> _WRITTEN TASK A_:
Copy out the source records word for word, starting with the first line and ending with the line that contains "14, 368, 64]".

> _EXCERPTED PASSAGE_:
----

Part Of: Demystifying Ethics sequence
Prerequisite: An Introduction to Propriety Frames
Content Summary: 1400 words, 14 min read
Introduction
This article presents a theory of normatives. It is not a complete theory (it does not even describe implementation), nor does it answer a number of important objections. I sketch it, in its current state, in order to motivate the claim that explaining normatives is possible.
Hyperpoints
Consider again the problem of describing locations in a space. In a two dimensional space, any coordinate system I use (e.g., Cartesian or polar) require two pieces of data to uniquely specify the location. In a space with three degrees of freedom, three points of data are required. Call this symmetry between dimensionality and data the data-dimension bridge.
Your brain is embedded in a three dimensional space, and your visual system evolved in this context. It is just as mathematically meaningful to discuss locations in a 17D space, despite the fact that you lack the mental equipment to visualize it.
Take this argument to an extreme. The universe contains approximately 10^82 atoms. If we suppose there are 100 interesting facts we can name for every atom, this means that we need 10^84 data points to describe the universe. Given our data-dimension bridge, this means that the entire universe can be described by the location of one point in a (10^84)D space.
Such hyperpoints turn out to be a surprisingly versatile concept, appealed to frequently by mathematicians. They were first introduced in an inaugural lecture by Bernhard Riemann in 1854.
Propriety Frames
Main Article: An Introduction To Propriety Frames
Our everyday lives are immersed in highly structured interactions. Much of these community expectations are taken for granted; they are practically invisible to us. But if you travel to a culture sufficiently remote from your own, or spend much time around people suffering from Asperger’s syndrome, and you can begin to build an appreciation for these culturally-approved roles.

----

> _Source records_:
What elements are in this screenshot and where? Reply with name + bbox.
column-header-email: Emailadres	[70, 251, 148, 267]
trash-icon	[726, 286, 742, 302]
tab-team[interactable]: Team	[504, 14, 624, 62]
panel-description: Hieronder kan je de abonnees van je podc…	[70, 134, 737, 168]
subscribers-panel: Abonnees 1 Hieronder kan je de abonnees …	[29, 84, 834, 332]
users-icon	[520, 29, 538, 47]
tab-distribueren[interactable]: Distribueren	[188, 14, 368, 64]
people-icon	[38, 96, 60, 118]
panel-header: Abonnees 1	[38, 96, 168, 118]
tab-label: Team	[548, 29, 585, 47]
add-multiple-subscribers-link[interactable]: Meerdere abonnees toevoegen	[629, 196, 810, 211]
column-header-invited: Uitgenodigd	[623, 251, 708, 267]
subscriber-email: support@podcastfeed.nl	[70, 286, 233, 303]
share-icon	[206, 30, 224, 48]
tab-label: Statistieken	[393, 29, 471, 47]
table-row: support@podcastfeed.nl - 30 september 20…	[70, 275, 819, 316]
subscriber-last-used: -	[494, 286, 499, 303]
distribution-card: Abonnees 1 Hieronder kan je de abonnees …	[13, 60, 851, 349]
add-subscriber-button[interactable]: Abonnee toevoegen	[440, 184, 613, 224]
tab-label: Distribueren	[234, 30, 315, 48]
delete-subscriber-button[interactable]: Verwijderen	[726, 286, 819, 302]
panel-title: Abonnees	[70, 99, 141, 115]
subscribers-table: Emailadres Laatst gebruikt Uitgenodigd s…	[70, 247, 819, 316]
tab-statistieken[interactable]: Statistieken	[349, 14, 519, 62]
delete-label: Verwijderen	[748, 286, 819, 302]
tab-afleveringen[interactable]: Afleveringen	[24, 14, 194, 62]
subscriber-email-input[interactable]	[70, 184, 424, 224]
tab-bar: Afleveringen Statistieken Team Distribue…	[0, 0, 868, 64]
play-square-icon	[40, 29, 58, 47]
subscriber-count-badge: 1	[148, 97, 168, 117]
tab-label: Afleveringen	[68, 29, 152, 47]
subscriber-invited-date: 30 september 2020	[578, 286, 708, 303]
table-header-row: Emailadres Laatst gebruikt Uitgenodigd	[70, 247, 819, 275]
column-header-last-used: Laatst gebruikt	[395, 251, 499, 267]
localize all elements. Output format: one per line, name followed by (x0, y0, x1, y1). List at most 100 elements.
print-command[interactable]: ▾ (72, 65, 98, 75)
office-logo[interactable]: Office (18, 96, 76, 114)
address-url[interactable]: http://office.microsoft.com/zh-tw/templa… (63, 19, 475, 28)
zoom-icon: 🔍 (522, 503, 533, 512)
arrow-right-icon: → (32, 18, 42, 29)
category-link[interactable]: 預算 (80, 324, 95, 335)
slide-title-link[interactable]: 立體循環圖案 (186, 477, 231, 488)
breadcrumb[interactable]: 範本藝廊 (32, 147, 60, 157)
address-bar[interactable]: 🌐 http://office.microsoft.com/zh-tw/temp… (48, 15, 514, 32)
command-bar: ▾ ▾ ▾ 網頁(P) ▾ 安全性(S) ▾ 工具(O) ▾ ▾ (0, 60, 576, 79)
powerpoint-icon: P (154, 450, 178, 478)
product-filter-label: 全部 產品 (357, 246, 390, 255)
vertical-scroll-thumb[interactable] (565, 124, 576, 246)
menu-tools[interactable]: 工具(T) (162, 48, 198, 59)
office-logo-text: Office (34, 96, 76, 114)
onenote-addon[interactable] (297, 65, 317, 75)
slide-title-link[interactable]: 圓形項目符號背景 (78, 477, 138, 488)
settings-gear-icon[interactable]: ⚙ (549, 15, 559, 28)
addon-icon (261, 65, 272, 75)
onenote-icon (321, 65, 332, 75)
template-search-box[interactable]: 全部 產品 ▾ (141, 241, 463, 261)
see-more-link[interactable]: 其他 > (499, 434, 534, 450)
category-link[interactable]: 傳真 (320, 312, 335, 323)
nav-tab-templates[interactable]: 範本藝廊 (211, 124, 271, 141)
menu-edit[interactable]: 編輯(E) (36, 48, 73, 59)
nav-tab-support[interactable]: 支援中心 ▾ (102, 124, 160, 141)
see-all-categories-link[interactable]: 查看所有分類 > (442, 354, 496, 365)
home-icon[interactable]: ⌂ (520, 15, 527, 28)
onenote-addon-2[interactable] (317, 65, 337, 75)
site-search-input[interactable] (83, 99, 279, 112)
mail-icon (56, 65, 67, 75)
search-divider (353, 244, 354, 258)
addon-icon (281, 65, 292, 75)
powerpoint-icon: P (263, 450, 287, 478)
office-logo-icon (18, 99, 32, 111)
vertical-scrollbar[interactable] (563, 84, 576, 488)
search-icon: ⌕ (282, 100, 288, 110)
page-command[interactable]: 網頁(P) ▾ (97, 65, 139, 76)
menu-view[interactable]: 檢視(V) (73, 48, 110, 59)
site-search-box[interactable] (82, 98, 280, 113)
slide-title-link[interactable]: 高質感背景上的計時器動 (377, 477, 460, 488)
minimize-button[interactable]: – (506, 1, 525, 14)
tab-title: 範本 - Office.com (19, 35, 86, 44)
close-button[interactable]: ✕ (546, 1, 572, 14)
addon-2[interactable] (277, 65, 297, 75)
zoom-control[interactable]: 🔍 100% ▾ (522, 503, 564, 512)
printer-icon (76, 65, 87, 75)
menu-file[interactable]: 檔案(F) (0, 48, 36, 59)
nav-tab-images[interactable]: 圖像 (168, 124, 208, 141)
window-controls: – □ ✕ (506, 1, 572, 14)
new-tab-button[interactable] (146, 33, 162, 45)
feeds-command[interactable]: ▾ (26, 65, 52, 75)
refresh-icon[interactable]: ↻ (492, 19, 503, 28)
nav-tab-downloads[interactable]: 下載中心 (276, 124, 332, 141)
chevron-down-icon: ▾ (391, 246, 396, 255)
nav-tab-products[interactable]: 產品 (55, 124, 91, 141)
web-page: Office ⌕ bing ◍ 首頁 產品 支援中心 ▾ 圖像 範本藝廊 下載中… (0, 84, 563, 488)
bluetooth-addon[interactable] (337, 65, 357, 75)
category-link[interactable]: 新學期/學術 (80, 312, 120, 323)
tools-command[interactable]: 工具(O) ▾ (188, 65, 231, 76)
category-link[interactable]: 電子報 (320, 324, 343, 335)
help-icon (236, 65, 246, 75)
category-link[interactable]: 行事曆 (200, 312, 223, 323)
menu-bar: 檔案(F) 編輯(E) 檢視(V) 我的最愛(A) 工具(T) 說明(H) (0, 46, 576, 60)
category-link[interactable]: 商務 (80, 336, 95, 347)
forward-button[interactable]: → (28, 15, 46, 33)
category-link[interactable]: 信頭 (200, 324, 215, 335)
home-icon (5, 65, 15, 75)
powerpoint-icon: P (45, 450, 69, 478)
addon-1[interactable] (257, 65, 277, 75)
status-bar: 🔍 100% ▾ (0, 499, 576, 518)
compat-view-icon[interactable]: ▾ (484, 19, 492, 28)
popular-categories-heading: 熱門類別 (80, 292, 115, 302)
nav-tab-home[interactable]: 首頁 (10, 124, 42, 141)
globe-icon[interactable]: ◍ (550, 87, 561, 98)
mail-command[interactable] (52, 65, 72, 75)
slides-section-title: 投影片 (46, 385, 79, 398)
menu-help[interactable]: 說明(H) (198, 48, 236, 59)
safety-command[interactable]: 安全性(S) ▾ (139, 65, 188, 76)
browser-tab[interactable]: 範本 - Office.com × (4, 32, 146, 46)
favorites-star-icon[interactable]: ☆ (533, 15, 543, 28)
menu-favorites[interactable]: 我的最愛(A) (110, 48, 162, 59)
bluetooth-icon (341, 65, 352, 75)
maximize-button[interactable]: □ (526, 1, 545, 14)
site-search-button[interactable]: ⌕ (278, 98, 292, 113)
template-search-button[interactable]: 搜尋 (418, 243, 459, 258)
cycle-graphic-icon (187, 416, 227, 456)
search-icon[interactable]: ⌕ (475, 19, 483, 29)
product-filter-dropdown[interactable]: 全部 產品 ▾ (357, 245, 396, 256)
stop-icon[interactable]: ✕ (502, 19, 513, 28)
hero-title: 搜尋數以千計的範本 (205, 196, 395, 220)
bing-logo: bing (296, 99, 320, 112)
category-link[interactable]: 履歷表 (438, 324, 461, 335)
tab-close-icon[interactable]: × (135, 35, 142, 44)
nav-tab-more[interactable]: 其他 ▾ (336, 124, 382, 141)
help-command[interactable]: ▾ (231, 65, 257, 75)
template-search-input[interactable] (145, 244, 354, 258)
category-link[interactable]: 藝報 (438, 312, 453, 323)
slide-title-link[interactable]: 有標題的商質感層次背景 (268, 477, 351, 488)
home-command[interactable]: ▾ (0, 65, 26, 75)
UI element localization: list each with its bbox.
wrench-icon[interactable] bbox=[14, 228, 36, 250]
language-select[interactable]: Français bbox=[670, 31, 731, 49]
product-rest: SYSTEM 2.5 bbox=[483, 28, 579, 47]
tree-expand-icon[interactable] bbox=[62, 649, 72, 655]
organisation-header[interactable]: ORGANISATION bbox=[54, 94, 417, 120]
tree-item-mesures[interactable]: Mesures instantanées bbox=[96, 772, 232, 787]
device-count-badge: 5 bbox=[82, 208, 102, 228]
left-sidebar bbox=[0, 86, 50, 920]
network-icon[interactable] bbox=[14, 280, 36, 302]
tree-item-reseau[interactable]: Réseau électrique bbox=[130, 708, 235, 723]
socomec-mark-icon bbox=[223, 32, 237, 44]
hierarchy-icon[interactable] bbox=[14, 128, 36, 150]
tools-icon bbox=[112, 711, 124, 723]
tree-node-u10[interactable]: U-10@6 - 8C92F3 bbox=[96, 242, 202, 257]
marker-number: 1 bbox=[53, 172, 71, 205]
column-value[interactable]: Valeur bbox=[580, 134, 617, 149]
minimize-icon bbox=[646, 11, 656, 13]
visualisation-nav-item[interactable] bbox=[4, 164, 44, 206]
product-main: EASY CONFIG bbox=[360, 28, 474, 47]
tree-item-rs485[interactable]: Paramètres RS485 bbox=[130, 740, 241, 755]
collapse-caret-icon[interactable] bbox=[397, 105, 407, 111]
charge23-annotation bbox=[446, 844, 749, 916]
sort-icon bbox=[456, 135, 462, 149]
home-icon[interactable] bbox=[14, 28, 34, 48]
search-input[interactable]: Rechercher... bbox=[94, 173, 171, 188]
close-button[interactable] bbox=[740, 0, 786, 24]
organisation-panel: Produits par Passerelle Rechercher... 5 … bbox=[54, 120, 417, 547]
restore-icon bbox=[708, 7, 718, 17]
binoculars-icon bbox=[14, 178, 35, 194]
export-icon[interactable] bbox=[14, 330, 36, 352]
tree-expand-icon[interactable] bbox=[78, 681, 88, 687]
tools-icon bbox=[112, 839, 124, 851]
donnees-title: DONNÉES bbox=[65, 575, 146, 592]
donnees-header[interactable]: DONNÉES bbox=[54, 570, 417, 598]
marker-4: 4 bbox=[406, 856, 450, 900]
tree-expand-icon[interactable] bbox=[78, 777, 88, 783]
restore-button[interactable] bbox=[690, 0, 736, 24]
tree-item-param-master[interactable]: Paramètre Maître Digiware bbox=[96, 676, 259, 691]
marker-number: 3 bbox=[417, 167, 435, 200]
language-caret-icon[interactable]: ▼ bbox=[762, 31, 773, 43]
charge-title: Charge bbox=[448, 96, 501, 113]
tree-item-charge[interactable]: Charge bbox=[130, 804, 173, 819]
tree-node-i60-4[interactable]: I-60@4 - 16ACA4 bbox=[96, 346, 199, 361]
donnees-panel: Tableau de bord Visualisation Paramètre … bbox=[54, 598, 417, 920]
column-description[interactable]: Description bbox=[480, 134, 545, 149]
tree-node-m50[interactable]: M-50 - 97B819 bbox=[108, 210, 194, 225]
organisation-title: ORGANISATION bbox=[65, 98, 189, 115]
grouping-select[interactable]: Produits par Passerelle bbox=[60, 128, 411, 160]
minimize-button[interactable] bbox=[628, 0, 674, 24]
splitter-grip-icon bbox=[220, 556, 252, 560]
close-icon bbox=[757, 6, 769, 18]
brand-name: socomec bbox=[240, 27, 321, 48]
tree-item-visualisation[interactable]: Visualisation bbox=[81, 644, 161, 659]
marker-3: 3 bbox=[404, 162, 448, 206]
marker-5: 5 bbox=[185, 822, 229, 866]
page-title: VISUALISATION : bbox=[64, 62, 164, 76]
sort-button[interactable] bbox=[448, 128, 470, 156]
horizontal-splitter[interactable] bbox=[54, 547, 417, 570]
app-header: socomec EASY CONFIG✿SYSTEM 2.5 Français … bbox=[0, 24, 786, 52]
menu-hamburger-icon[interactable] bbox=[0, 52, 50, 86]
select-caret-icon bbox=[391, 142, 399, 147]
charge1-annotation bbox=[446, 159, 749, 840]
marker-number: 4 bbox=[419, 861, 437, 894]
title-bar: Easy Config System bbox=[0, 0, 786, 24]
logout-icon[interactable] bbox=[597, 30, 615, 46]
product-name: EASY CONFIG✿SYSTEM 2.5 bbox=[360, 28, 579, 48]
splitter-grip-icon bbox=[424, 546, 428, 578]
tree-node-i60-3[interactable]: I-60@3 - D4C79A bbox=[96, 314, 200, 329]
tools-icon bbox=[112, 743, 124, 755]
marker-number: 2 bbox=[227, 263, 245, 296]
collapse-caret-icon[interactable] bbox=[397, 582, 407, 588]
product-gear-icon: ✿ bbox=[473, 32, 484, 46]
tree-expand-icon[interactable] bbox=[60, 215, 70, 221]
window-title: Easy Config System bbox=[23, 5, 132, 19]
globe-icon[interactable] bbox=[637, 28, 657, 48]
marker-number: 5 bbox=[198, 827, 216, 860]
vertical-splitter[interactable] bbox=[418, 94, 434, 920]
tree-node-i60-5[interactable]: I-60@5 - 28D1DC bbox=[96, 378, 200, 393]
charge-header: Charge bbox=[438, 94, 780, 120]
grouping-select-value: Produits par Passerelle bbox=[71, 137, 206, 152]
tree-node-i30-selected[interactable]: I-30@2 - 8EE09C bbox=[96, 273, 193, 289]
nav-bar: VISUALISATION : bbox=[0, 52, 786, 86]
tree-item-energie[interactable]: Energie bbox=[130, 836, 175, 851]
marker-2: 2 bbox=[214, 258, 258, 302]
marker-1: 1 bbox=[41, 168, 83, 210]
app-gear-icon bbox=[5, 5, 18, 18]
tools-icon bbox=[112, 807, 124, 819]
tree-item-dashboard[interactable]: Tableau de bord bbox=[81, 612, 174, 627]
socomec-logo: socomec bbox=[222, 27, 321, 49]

----

> _WRITTEN TASK B_:
In the passage on normatives, render this sentence into Spanish: "Call this symmetry between dimensionality and data the data-dimension bridge."

> _TASK ANSWER A_:
What elements are in this screenshot and where? Reply with name + bbox.
column-header-email: Emailadres	[70, 251, 148, 267]
trash-icon	[726, 286, 742, 302]
tab-team[interactable]: Team	[504, 14, 624, 62]
panel-description: Hieronder kan je de abonnees van je podc…	[70, 134, 737, 168]
subscribers-panel: Abonnees 1 Hieronder kan je de abonnees …	[29, 84, 834, 332]
users-icon	[520, 29, 538, 47]
tab-distribueren[interactable]: Distribueren	[188, 14, 368, 64]

> _TASK ANSWER B_:
Llama a esta simetría entre la dimensionalidad y los datos el puente datos-dimensión.